++++ THE DATA
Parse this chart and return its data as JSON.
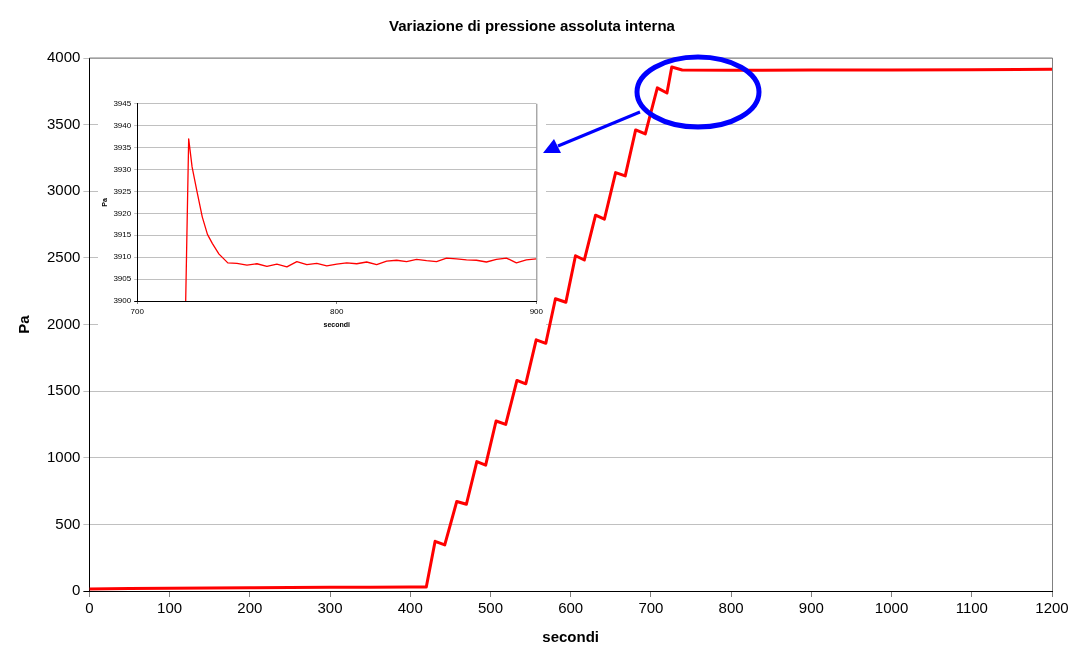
{
  "chart_data": [
    {
      "type": "line",
      "title": "Variazione di pressione assoluta interna",
      "xlabel": "secondi",
      "ylabel": "Pa",
      "xlim": [
        0,
        1200
      ],
      "xticks": [
        0,
        100,
        200,
        300,
        400,
        500,
        600,
        700,
        800,
        900,
        1000,
        1100,
        1200
      ],
      "ylim": [
        0,
        4000
      ],
      "yticks": [
        0,
        500,
        1000,
        1500,
        2000,
        2500,
        3000,
        3500,
        4000
      ],
      "grid": "y",
      "legend": false,
      "series": [
        {
          "color": "#ff0000",
          "x": [
            0,
            50,
            100,
            150,
            200,
            250,
            300,
            350,
            400,
            420,
            431,
            443,
            458,
            470,
            483,
            494,
            507,
            519,
            533,
            544,
            557,
            569,
            581,
            594,
            606,
            617,
            631,
            642,
            656,
            668,
            681,
            693,
            708,
            720,
            726,
            739,
            800,
            900,
            1000,
            1100,
            1200
          ],
          "values": [
            15,
            18,
            20,
            22,
            24,
            26,
            28,
            29,
            30,
            30,
            373,
            346,
            672,
            651,
            971,
            945,
            1276,
            1250,
            1580,
            1555,
            1885,
            1859,
            2193,
            2167,
            2516,
            2484,
            2820,
            2790,
            3140,
            3115,
            3460,
            3430,
            3776,
            3737,
            3932,
            3910,
            3908,
            3910,
            3910,
            3912,
            3915
          ]
        }
      ]
    },
    {
      "type": "line",
      "xlabel": "secondi",
      "ylabel": "Pa",
      "xlim": [
        700,
        900
      ],
      "xticks": [
        700,
        800,
        900
      ],
      "ylim": [
        3900,
        3945
      ],
      "yticks": [
        3900,
        3905,
        3910,
        3915,
        3920,
        3925,
        3930,
        3935,
        3940,
        3945
      ],
      "grid": "y",
      "legend": false,
      "series": [
        {
          "color": "#ff0000",
          "x": [
            724.3,
            725.8,
            727.5,
            730,
            732.6,
            735.2,
            737.7,
            741,
            745.4,
            750,
            755,
            760,
            765,
            770,
            775,
            780,
            785,
            790,
            795,
            800,
            805,
            810,
            815,
            820,
            825,
            830,
            835,
            840,
            845,
            850,
            855,
            860,
            865,
            870,
            875,
            880,
            885,
            890,
            895,
            900
          ],
          "values": [
            3900,
            3937,
            3930.6,
            3924.9,
            3919.2,
            3915.2,
            3913.1,
            3910.7,
            3908.7,
            3908.6,
            3908.2,
            3908.5,
            3907.9,
            3908.4,
            3907.8,
            3909.0,
            3908.3,
            3908.6,
            3908.0,
            3908.4,
            3908.7,
            3908.5,
            3908.9,
            3908.3,
            3909.1,
            3909.3,
            3909.0,
            3909.5,
            3909.2,
            3909.0,
            3909.8,
            3909.6,
            3909.4,
            3909.3,
            3908.9,
            3909.5,
            3909.8,
            3908.7,
            3909.4,
            3909.6
          ]
        }
      ]
    }
  ]
}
++++++++
__GIVEN REQUEST__. In the copy, include no pictures; restate the listing above exactly.

__PROBLEM SOLUTION__.
Parse this chart and return its data as JSON.
{
  "chart_data": [
    {
      "type": "line",
      "title": "Variazione di pressione assoluta interna",
      "xlabel": "secondi",
      "ylabel": "Pa",
      "xlim": [
        0,
        1200
      ],
      "xticks": [
        0,
        100,
        200,
        300,
        400,
        500,
        600,
        700,
        800,
        900,
        1000,
        1100,
        1200
      ],
      "ylim": [
        0,
        4000
      ],
      "yticks": [
        0,
        500,
        1000,
        1500,
        2000,
        2500,
        3000,
        3500,
        4000
      ],
      "grid": "y",
      "legend": false,
      "series": [
        {
          "color": "#ff0000",
          "x": [
            0,
            50,
            100,
            150,
            200,
            250,
            300,
            350,
            400,
            420,
            431,
            443,
            458,
            470,
            483,
            494,
            507,
            519,
            533,
            544,
            557,
            569,
            581,
            594,
            606,
            617,
            631,
            642,
            656,
            668,
            681,
            693,
            708,
            720,
            726,
            739,
            800,
            900,
            1000,
            1100,
            1200
          ],
          "values": [
            15,
            18,
            20,
            22,
            24,
            26,
            28,
            29,
            30,
            30,
            373,
            346,
            672,
            651,
            971,
            945,
            1276,
            1250,
            1580,
            1555,
            1885,
            1859,
            2193,
            2167,
            2516,
            2484,
            2820,
            2790,
            3140,
            3115,
            3460,
            3430,
            3776,
            3737,
            3932,
            3910,
            3908,
            3910,
            3910,
            3912,
            3915
          ]
        }
      ]
    },
    {
      "type": "line",
      "xlabel": "secondi",
      "ylabel": "Pa",
      "xlim": [
        700,
        900
      ],
      "xticks": [
        700,
        800,
        900
      ],
      "ylim": [
        3900,
        3945
      ],
      "yticks": [
        3900,
        3905,
        3910,
        3915,
        3920,
        3925,
        3930,
        3935,
        3940,
        3945
      ],
      "grid": "y",
      "legend": false,
      "series": [
        {
          "color": "#ff0000",
          "x": [
            724.3,
            725.8,
            727.5,
            730,
            732.6,
            735.2,
            737.7,
            741,
            745.4,
            750,
            755,
            760,
            765,
            770,
            775,
            780,
            785,
            790,
            795,
            800,
            805,
            810,
            815,
            820,
            825,
            830,
            835,
            840,
            845,
            850,
            855,
            860,
            865,
            870,
            875,
            880,
            885,
            890,
            895,
            900
          ],
          "values": [
            3900,
            3937,
            3930.6,
            3924.9,
            3919.2,
            3915.2,
            3913.1,
            3910.7,
            3908.7,
            3908.6,
            3908.2,
            3908.5,
            3907.9,
            3908.4,
            3907.8,
            3909.0,
            3908.3,
            3908.6,
            3908.0,
            3908.4,
            3908.7,
            3908.5,
            3908.9,
            3908.3,
            3909.1,
            3909.3,
            3909.0,
            3909.5,
            3909.2,
            3909.0,
            3909.8,
            3909.6,
            3909.4,
            3909.3,
            3908.9,
            3909.5,
            3909.8,
            3908.7,
            3909.4,
            3909.6
          ]
        }
      ]
    }
  ]
}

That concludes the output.